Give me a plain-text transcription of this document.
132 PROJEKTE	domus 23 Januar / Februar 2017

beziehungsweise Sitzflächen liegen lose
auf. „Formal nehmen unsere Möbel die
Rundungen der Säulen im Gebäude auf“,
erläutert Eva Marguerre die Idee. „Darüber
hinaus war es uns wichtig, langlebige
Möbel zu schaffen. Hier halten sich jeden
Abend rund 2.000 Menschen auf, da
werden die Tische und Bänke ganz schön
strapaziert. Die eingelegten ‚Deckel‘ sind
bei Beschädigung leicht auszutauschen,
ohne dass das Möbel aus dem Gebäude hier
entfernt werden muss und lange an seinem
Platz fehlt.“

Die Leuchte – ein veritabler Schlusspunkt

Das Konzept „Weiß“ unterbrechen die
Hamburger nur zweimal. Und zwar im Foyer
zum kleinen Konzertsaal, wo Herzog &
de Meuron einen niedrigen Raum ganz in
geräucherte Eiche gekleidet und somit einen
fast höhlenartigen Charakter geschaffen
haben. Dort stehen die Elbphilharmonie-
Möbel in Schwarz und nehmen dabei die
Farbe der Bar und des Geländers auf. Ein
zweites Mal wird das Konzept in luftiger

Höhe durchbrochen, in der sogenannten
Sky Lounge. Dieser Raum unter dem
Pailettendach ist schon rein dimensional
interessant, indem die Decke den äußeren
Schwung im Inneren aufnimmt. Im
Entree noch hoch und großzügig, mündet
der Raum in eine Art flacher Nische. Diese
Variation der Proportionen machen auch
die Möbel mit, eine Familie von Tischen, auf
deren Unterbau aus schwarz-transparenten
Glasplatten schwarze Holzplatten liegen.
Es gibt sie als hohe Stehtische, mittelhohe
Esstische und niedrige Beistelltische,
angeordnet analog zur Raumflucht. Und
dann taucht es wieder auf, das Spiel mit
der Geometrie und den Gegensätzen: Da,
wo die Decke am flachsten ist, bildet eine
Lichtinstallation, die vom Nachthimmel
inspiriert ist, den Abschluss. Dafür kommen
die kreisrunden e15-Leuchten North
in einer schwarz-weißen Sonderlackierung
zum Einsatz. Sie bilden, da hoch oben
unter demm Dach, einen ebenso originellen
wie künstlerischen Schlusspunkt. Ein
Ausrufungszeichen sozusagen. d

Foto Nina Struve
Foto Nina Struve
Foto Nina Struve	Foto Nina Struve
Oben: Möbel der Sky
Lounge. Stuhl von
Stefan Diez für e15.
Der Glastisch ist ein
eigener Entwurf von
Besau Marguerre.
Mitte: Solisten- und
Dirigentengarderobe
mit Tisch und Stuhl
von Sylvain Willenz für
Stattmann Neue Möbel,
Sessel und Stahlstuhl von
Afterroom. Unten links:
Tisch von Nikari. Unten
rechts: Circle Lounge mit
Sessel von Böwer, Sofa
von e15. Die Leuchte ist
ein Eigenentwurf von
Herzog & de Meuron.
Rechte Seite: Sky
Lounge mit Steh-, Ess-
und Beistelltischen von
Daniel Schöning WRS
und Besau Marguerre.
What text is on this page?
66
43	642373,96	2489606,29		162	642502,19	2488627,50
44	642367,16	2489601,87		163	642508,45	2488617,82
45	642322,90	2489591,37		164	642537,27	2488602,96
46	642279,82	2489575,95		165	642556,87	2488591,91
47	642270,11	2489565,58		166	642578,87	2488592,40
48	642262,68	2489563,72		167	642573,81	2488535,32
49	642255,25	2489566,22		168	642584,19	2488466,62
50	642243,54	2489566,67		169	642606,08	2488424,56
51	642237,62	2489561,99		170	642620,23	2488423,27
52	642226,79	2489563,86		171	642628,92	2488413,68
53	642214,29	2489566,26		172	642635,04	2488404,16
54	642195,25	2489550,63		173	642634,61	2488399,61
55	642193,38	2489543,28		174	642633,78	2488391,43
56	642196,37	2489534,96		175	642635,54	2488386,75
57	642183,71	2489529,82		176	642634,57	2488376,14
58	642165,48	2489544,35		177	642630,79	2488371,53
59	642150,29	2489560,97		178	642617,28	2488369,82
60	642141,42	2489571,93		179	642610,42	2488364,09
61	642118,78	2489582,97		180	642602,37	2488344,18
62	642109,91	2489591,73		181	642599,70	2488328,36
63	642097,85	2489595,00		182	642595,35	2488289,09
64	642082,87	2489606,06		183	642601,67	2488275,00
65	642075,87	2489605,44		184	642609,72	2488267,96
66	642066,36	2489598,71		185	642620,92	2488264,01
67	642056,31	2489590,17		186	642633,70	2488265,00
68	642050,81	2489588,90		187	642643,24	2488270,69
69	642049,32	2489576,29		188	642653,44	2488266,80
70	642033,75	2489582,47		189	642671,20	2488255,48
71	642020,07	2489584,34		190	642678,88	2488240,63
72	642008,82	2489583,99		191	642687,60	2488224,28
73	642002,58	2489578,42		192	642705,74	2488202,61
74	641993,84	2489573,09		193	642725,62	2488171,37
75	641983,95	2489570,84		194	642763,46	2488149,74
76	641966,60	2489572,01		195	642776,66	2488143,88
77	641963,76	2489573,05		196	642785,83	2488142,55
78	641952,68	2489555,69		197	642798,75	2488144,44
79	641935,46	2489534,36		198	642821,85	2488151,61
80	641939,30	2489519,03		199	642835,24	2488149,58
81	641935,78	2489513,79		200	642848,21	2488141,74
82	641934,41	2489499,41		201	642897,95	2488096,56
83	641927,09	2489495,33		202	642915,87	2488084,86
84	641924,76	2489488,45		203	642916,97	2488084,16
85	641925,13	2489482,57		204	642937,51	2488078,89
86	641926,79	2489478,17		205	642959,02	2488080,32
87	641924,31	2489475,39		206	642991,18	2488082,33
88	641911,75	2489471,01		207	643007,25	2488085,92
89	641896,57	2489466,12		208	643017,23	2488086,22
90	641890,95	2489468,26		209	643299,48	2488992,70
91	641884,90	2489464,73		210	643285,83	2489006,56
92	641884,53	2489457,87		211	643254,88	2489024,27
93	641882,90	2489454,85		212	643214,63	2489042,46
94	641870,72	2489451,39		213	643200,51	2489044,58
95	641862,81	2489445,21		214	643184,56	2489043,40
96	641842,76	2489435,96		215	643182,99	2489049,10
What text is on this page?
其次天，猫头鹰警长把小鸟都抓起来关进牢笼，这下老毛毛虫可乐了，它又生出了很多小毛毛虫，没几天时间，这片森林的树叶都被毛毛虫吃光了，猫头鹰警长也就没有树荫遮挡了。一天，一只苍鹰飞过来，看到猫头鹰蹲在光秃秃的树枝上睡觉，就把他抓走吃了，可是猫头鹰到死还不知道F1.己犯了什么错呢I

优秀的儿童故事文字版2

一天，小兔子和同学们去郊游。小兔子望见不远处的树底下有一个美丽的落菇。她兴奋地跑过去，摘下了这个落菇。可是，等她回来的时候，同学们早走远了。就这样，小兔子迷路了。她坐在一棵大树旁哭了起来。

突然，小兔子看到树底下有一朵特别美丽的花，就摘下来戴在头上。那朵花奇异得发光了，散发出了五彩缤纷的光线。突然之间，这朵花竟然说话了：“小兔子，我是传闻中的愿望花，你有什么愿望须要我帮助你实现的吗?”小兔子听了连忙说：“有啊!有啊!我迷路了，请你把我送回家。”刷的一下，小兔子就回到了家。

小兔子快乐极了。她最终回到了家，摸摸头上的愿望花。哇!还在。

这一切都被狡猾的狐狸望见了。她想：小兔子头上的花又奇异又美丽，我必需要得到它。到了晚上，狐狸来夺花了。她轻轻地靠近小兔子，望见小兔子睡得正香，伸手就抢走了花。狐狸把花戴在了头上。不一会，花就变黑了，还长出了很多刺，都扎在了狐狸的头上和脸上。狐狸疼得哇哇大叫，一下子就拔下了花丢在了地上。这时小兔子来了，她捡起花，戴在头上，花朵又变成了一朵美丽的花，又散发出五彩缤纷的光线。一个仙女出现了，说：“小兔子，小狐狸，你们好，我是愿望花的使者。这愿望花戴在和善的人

—————

» **Directive**
Count every line above that holds the string "nehmen" and give the total, nothing more.

» **Task result**
2